• _Task instructions_: Could you repeat the listing below line for line, with no changes?

• _Stored records_:

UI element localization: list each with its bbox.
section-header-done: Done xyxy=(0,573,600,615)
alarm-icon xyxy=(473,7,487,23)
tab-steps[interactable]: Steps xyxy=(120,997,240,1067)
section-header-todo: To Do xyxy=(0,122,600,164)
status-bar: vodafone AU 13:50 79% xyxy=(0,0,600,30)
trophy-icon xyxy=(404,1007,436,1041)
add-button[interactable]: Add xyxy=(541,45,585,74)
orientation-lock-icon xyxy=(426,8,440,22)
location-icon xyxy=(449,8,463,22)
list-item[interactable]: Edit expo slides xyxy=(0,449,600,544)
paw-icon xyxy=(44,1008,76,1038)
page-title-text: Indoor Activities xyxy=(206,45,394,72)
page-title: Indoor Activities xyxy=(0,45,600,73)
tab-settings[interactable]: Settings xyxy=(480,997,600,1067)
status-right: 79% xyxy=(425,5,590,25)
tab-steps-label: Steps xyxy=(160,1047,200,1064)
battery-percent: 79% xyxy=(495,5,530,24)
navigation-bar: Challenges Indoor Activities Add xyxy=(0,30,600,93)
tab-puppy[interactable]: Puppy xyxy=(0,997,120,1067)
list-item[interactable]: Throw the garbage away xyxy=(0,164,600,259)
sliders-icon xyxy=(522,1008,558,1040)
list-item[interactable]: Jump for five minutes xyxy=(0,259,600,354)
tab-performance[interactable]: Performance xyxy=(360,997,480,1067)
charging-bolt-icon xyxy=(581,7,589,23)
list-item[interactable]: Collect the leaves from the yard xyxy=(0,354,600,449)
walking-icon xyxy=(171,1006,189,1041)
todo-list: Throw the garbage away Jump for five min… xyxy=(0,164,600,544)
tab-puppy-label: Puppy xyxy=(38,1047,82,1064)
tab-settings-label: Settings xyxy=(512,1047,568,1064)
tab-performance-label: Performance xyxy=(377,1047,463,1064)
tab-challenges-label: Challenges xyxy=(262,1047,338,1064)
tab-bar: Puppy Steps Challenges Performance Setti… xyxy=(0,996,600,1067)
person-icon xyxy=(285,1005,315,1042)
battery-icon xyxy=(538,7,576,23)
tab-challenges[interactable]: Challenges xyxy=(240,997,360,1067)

• _Exercise output_:
UI element localization: list each with its bbox.
section-header-done: Done xyxy=(0,573,600,615)
alarm-icon xyxy=(473,7,487,23)
tab-steps[interactable]: Steps xyxy=(120,997,240,1067)
section-header-todo: To Do xyxy=(0,122,600,164)
status-bar: vodafone AU 13:50 79% xyxy=(0,0,600,30)
trophy-icon xyxy=(404,1007,436,1041)
add-button[interactable]: Add xyxy=(541,45,585,74)
orientation-lock-icon xyxy=(426,8,440,22)
location-icon xyxy=(449,8,463,22)
list-item[interactable]: Edit expo slides xyxy=(0,449,600,544)
paw-icon xyxy=(44,1008,76,1038)
page-title-text: Indoor Activities xyxy=(206,45,394,72)
page-title: Indoor Activities xyxy=(0,45,600,73)
tab-settings[interactable]: Settings xyxy=(480,997,600,1067)
status-right: 79% xyxy=(425,5,590,25)
tab-steps-label: Steps xyxy=(160,1047,200,1064)
battery-percent: 79% xyxy=(495,5,530,24)
navigation-bar: Challenges Indoor Activities Add xyxy=(0,30,600,93)
tab-puppy[interactable]: Puppy xyxy=(0,997,120,1067)
list-item[interactable]: Throw the garbage away xyxy=(0,164,600,259)
sliders-icon xyxy=(522,1008,558,1040)
list-item[interactable]: Jump for five minutes xyxy=(0,259,600,354)
tab-performance[interactable]: Performance xyxy=(360,997,480,1067)
charging-bolt-icon xyxy=(581,7,589,23)
list-item[interactable]: Collect the leaves from the yard xyxy=(0,354,600,449)
walking-icon xyxy=(171,1006,189,1041)
todo-list: Throw the garbage away Jump for five min… xyxy=(0,164,600,544)
tab-puppy-label: Puppy xyxy=(38,1047,82,1064)
tab-settings-label: Settings xyxy=(512,1047,568,1064)
tab-performance-label: Performance xyxy=(377,1047,463,1064)
tab-challenges-label: Challenges xyxy=(262,1047,338,1064)
tab-bar: Puppy Steps Challenges Performance Setti… xyxy=(0,996,600,1067)
person-icon xyxy=(285,1005,315,1042)
battery-icon xyxy=(538,7,576,23)
tab-challenges[interactable]: Challenges xyxy=(240,997,360,1067)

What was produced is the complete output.